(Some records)

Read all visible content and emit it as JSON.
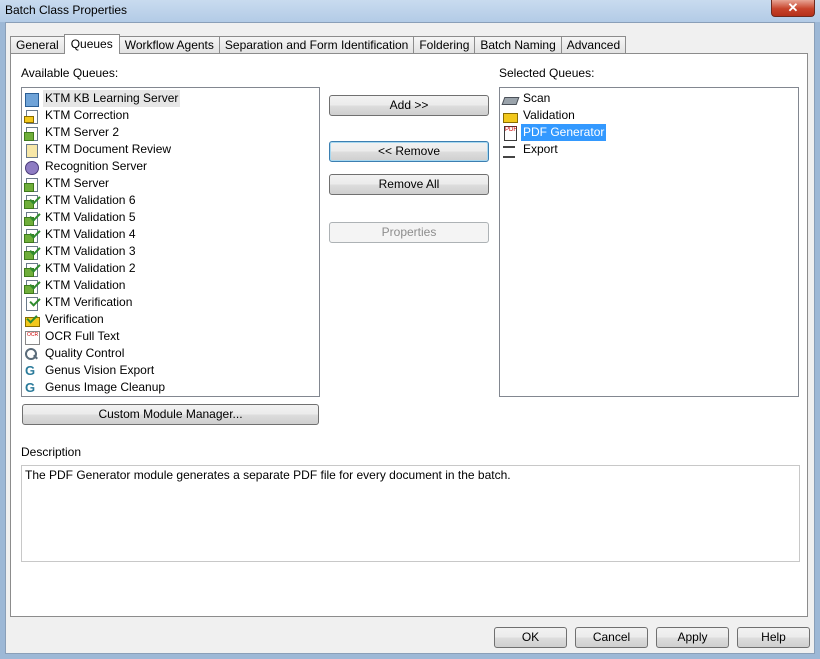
{
  "window": {
    "title": "Batch Class Properties",
    "close_glyph": "✕"
  },
  "tabs": [
    {
      "label": "General"
    },
    {
      "label": "Queues"
    },
    {
      "label": "Workflow Agents"
    },
    {
      "label": "Separation and Form Identification"
    },
    {
      "label": "Foldering"
    },
    {
      "label": "Batch Naming"
    },
    {
      "label": "Advanced"
    }
  ],
  "active_tab": "Queues",
  "available": {
    "label": "Available Queues:",
    "items": [
      {
        "text": "KTM KB Learning Server",
        "icon": "kb-learning-icon",
        "state": "highlighted"
      },
      {
        "text": "KTM Correction",
        "icon": "correction-icon"
      },
      {
        "text": "KTM Server 2",
        "icon": "server-icon"
      },
      {
        "text": "KTM Document Review",
        "icon": "document-review-icon"
      },
      {
        "text": "Recognition Server",
        "icon": "recognition-icon"
      },
      {
        "text": "KTM Server",
        "icon": "server-icon"
      },
      {
        "text": "KTM Validation 6",
        "icon": "validation-check-icon"
      },
      {
        "text": "KTM Validation 5",
        "icon": "validation-check-icon"
      },
      {
        "text": "KTM Validation 4",
        "icon": "validation-check-icon"
      },
      {
        "text": "KTM Validation 3",
        "icon": "validation-check-icon"
      },
      {
        "text": "KTM Validation 2",
        "icon": "validation-check-icon"
      },
      {
        "text": "KTM Validation",
        "icon": "validation-check-icon"
      },
      {
        "text": "KTM Verification",
        "icon": "verification-icon"
      },
      {
        "text": "Verification",
        "icon": "verification-yellow-icon"
      },
      {
        "text": "OCR Full Text",
        "icon": "ocr-icon"
      },
      {
        "text": "Quality Control",
        "icon": "quality-control-icon"
      },
      {
        "text": "Genus Vision Export",
        "icon": "genus-icon"
      },
      {
        "text": "Genus Image Cleanup",
        "icon": "genus-icon"
      }
    ]
  },
  "selected": {
    "label": "Selected Queues:",
    "items": [
      {
        "text": "Scan",
        "icon": "scanner-icon"
      },
      {
        "text": "Validation",
        "icon": "validation-yellow-icon"
      },
      {
        "text": "PDF Generator",
        "icon": "pdf-icon",
        "state": "selected"
      },
      {
        "text": "Export",
        "icon": "export-icon"
      }
    ]
  },
  "buttons": {
    "add": "Add >>",
    "remove": "<< Remove",
    "remove_all": "Remove All",
    "properties": "Properties",
    "custom_module_manager": "Custom Module Manager..."
  },
  "description": {
    "label": "Description",
    "text": "The PDF Generator module generates a separate PDF file for every document in the batch."
  },
  "footer": {
    "ok": "OK",
    "cancel": "Cancel",
    "apply": "Apply",
    "help": "Help"
  },
  "colors": {
    "selection": "#3399ff",
    "title_bar": "#c9dbef",
    "close_button": "#c7432b"
  }
}
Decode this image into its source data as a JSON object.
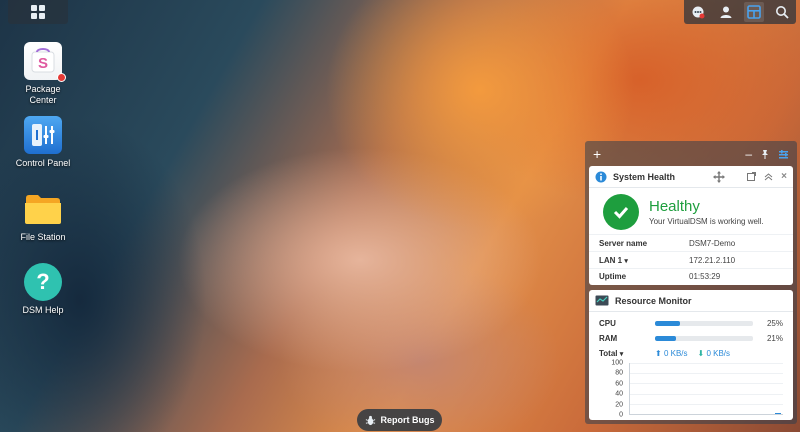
{
  "desktop": {
    "icons": [
      {
        "label": "Package\nCenter",
        "name": "package-center"
      },
      {
        "label": "Control Panel",
        "name": "control-panel"
      },
      {
        "label": "File Station",
        "name": "file-station"
      },
      {
        "label": "DSM Help",
        "name": "dsm-help"
      }
    ],
    "report_bugs": "Report Bugs"
  },
  "tray": {
    "icons": [
      "notification-icon",
      "user-icon",
      "widgets-icon",
      "search-icon"
    ]
  },
  "widgets": {
    "system_health": {
      "title": "System Health",
      "status": "Healthy",
      "message": "Your VirtualDSM is working well.",
      "rows": [
        {
          "key": "Server name",
          "value": "DSM7-Demo"
        },
        {
          "key": "LAN 1",
          "value": "172.21.2.110"
        },
        {
          "key": "Uptime",
          "value": "01:53:29"
        }
      ]
    },
    "resource_monitor": {
      "title": "Resource Monitor",
      "cpu_label": "CPU",
      "cpu_value": 25,
      "cpu_text": "25%",
      "ram_label": "RAM",
      "ram_value": 21,
      "ram_text": "21%",
      "total_label": "Total",
      "upload": "0 KB/s",
      "download": "0 KB/s",
      "y_ticks": [
        "100",
        "80",
        "60",
        "40",
        "20",
        "0"
      ]
    }
  },
  "colors": {
    "accent": "#2b8ad8",
    "healthy": "#1e9e3e",
    "badge": "#e53935"
  }
}
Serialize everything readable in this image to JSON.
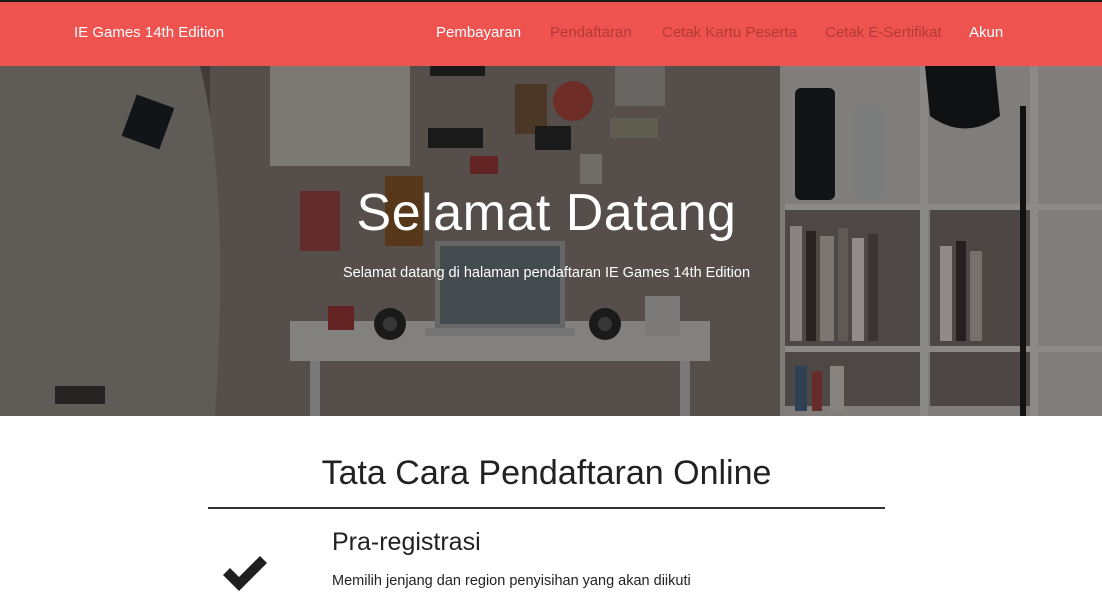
{
  "navbar": {
    "brand": "IE Games 14th Edition",
    "items": [
      {
        "label": "Pembayaran",
        "state": "active"
      },
      {
        "label": "Pendaftaran",
        "state": "muted"
      },
      {
        "label": "Cetak Kartu Peserta",
        "state": "muted"
      },
      {
        "label": "Cetak E-Sertifikat",
        "state": "muted"
      },
      {
        "label": "Akun",
        "state": "normal"
      }
    ],
    "colors": {
      "background": "#ee5350",
      "muted_text": "#b33a38",
      "text": "#ffffff"
    }
  },
  "hero": {
    "title": "Selamat Datang",
    "subtitle": "Selamat datang di halaman pendaftaran IE Games 14th Edition"
  },
  "section": {
    "title": "Tata Cara Pendaftaran Online",
    "steps": [
      {
        "icon": "check-icon",
        "title": "Pra-registrasi",
        "description": "Memilih jenjang dan region penyisihan yang akan diikuti"
      }
    ]
  }
}
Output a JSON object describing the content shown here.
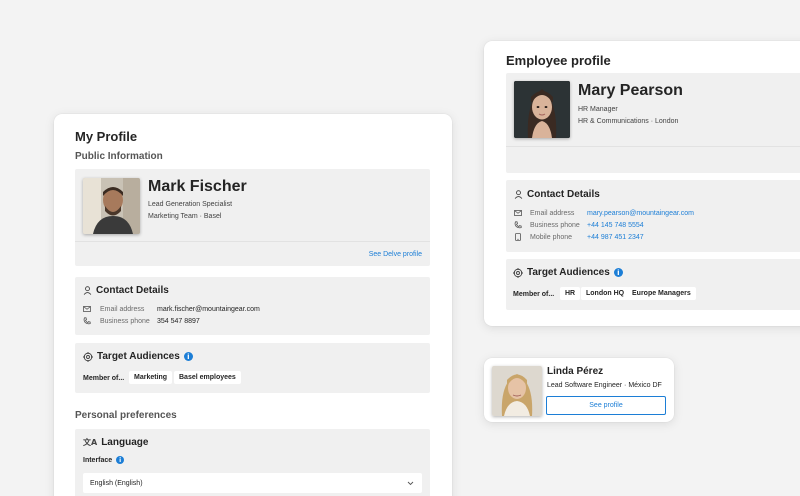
{
  "my_profile": {
    "title": "My Profile",
    "public_info_label": "Public Information",
    "name": "Mark Fischer",
    "job_title": "Lead Generation Specialist",
    "team_location": "Marketing Team · Basel",
    "delve_link": "See Delve profile",
    "contact": {
      "title": "Contact Details",
      "email_label": "Email address",
      "email_value": "mark.fischer@mountaingear.com",
      "phone_label": "Business phone",
      "phone_value": "354 547 8897"
    },
    "audiences": {
      "title": "Target Audiences",
      "member_of": "Member of...",
      "chips": [
        "Marketing",
        "Basel employees"
      ]
    },
    "preferences": {
      "title": "Personal preferences",
      "language_title": "Language",
      "interface_label": "Interface",
      "interface_value": "English (English)"
    }
  },
  "employee_profile": {
    "title": "Employee profile",
    "name": "Mary Pearson",
    "job_title": "HR Manager",
    "team_location": "HR & Communications · London",
    "contact": {
      "title": "Contact Details",
      "email_label": "Email address",
      "email_value": "mary.pearson@mountaingear.com",
      "phone_label": "Business phone",
      "phone_value": "+44 145 748 5554",
      "mobile_label": "Mobile phone",
      "mobile_value": "+44 987 451 2347"
    },
    "audiences": {
      "title": "Target Audiences",
      "member_of": "Member of...",
      "chips": [
        "HR",
        "London HQ",
        "Europe Managers"
      ]
    }
  },
  "mini_card": {
    "name": "Linda Pérez",
    "subtitle": "Lead Software Engineer · México DF",
    "button": "See profile"
  },
  "colors": {
    "accent": "#1c7ed6",
    "panel": "#f0f0f0",
    "background": "#f3f3f3"
  }
}
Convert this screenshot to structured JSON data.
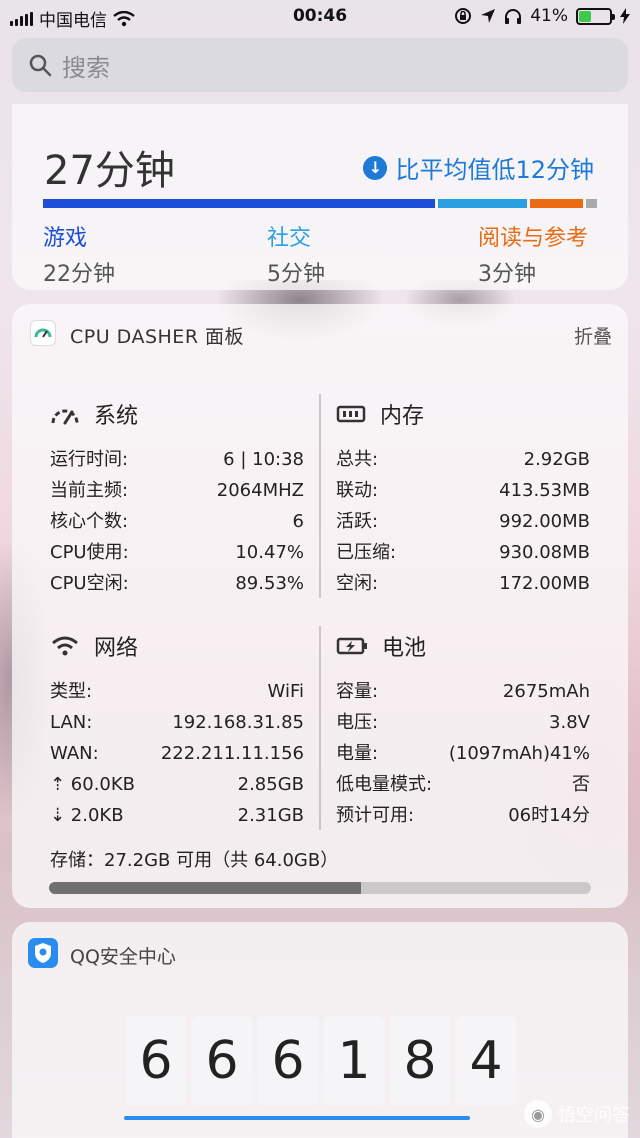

**EXERCISE DETAILS**
Repeat each line of the records above exactly, but do not copy the pictures.

**WRITTEN SOLUTION**
Read all visible content and emit it as JSON.
{
  "window": {
    "title": "Batch Class Properties",
    "close_glyph": "✕"
  },
  "tabs": [
    {
      "label": "General"
    },
    {
      "label": "Queues"
    },
    {
      "label": "Workflow Agents"
    },
    {
      "label": "Separation and Form Identification"
    },
    {
      "label": "Foldering"
    },
    {
      "label": "Batch Naming"
    },
    {
      "label": "Advanced"
    }
  ],
  "active_tab": "Queues",
  "available": {
    "label": "Available Queues:",
    "items": [
      {
        "text": "KTM KB Learning Server",
        "icon": "kb-learning-icon",
        "state": "highlighted"
      },
      {
        "text": "KTM Correction",
        "icon": "correction-icon"
      },
      {
        "text": "KTM Server 2",
        "icon": "server-icon"
      },
      {
        "text": "KTM Document Review",
        "icon": "document-review-icon"
      },
      {
        "text": "Recognition Server",
        "icon": "recognition-icon"
      },
      {
        "text": "KTM Server",
        "icon": "server-icon"
      },
      {
        "text": "KTM Validation 6",
        "icon": "validation-check-icon"
      },
      {
        "text": "KTM Validation 5",
        "icon": "validation-check-icon"
      },
      {
        "text": "KTM Validation 4",
        "icon": "validation-check-icon"
      },
      {
        "text": "KTM Validation 3",
        "icon": "validation-check-icon"
      },
      {
        "text": "KTM Validation 2",
        "icon": "validation-check-icon"
      },
      {
        "text": "KTM Validation",
        "icon": "validation-check-icon"
      },
      {
        "text": "KTM Verification",
        "icon": "verification-icon"
      },
      {
        "text": "Verification",
        "icon": "verification-yellow-icon"
      },
      {
        "text": "OCR Full Text",
        "icon": "ocr-icon"
      },
      {
        "text": "Quality Control",
        "icon": "quality-control-icon"
      },
      {
        "text": "Genus Vision Export",
        "icon": "genus-icon"
      },
      {
        "text": "Genus Image Cleanup",
        "icon": "genus-icon"
      }
    ]
  },
  "selected": {
    "label": "Selected Queues:",
    "items": [
      {
        "text": "Scan",
        "icon": "scanner-icon"
      },
      {
        "text": "Validation",
        "icon": "validation-yellow-icon"
      },
      {
        "text": "PDF Generator",
        "icon": "pdf-icon",
        "state": "selected"
      },
      {
        "text": "Export",
        "icon": "export-icon"
      }
    ]
  },
  "buttons": {
    "add": "Add >>",
    "remove": "<< Remove",
    "remove_all": "Remove All",
    "properties": "Properties",
    "custom_module_manager": "Custom Module Manager..."
  },
  "description": {
    "label": "Description",
    "text": "The PDF Generator module generates a separate PDF file for every document in the batch."
  },
  "footer": {
    "ok": "OK",
    "cancel": "Cancel",
    "apply": "Apply",
    "help": "Help"
  },
  "colors": {
    "selection": "#3399ff",
    "title_bar": "#c9dbef",
    "close_button": "#c7432b"
  }
}
Decode this image into its source data as a JSON object.
{
  "desktop": {
    "icons": [
      {
        "label": "Package\nCenter",
        "name": "package-center"
      },
      {
        "label": "Control Panel",
        "name": "control-panel"
      },
      {
        "label": "File Station",
        "name": "file-station"
      },
      {
        "label": "DSM Help",
        "name": "dsm-help"
      }
    ],
    "report_bugs": "Report Bugs"
  },
  "tray": {
    "icons": [
      "notification-icon",
      "user-icon",
      "widgets-icon",
      "search-icon"
    ]
  },
  "widgets": {
    "system_health": {
      "title": "System Health",
      "status": "Healthy",
      "message": "Your VirtualDSM is working well.",
      "rows": [
        {
          "key": "Server name",
          "value": "DSM7-Demo"
        },
        {
          "key": "LAN 1",
          "value": "172.21.2.110"
        },
        {
          "key": "Uptime",
          "value": "01:53:29"
        }
      ]
    },
    "resource_monitor": {
      "title": "Resource Monitor",
      "cpu_label": "CPU",
      "cpu_value": 25,
      "cpu_text": "25%",
      "ram_label": "RAM",
      "ram_value": 21,
      "ram_text": "21%",
      "total_label": "Total",
      "upload": "0 KB/s",
      "download": "0 KB/s",
      "y_ticks": [
        "100",
        "80",
        "60",
        "40",
        "20",
        "0"
      ]
    }
  },
  "colors": {
    "accent": "#2b8ad8",
    "healthy": "#1e9e3e",
    "badge": "#e53935"
  }
}
Serialize everything readable in this image to JSON.
{
  "navbar": {
    "brand": "IE Games 14th Edition",
    "items": [
      {
        "label": "Pembayaran",
        "state": "active"
      },
      {
        "label": "Pendaftaran",
        "state": "muted"
      },
      {
        "label": "Cetak Kartu Peserta",
        "state": "muted"
      },
      {
        "label": "Cetak E-Sertifikat",
        "state": "muted"
      },
      {
        "label": "Akun",
        "state": "normal"
      }
    ],
    "colors": {
      "background": "#ee5350",
      "muted_text": "#b33a38",
      "text": "#ffffff"
    }
  },
  "hero": {
    "title": "Selamat Datang",
    "subtitle": "Selamat datang di halaman pendaftaran IE Games 14th Edition"
  },
  "section": {
    "title": "Tata Cara Pendaftaran Online",
    "steps": [
      {
        "icon": "check-icon",
        "title": "Pra-registrasi",
        "description": "Memilih jenjang dan region penyisihan yang akan diikuti"
      }
    ]
  }
}
Output a JSON object describing the content shown here.
{
  "my_profile": {
    "title": "My Profile",
    "public_info_label": "Public Information",
    "name": "Mark Fischer",
    "job_title": "Lead Generation Specialist",
    "team_location": "Marketing Team · Basel",
    "delve_link": "See Delve profile",
    "contact": {
      "title": "Contact Details",
      "email_label": "Email address",
      "email_value": "mark.fischer@mountaingear.com",
      "phone_label": "Business phone",
      "phone_value": "354 547 8897"
    },
    "audiences": {
      "title": "Target Audiences",
      "member_of": "Member of...",
      "chips": [
        "Marketing",
        "Basel employees"
      ]
    },
    "preferences": {
      "title": "Personal preferences",
      "language_title": "Language",
      "interface_label": "Interface",
      "interface_value": "English (English)"
    }
  },
  "employee_profile": {
    "title": "Employee profile",
    "name": "Mary Pearson",
    "job_title": "HR Manager",
    "team_location": "HR & Communications · London",
    "contact": {
      "title": "Contact Details",
      "email_label": "Email address",
      "email_value": "mary.pearson@mountaingear.com",
      "phone_label": "Business phone",
      "phone_value": "+44 145 748 5554",
      "mobile_label": "Mobile phone",
      "mobile_value": "+44 987 451 2347"
    },
    "audiences": {
      "title": "Target Audiences",
      "member_of": "Member of...",
      "chips": [
        "HR",
        "London HQ",
        "Europe Managers"
      ]
    }
  },
  "mini_card": {
    "name": "Linda Pérez",
    "subtitle": "Lead Software Engineer · México DF",
    "button": "See profile"
  },
  "colors": {
    "accent": "#1c7ed6",
    "panel": "#f0f0f0",
    "background": "#f3f3f3"
  }
}
Convert this screenshot to structured JSON data.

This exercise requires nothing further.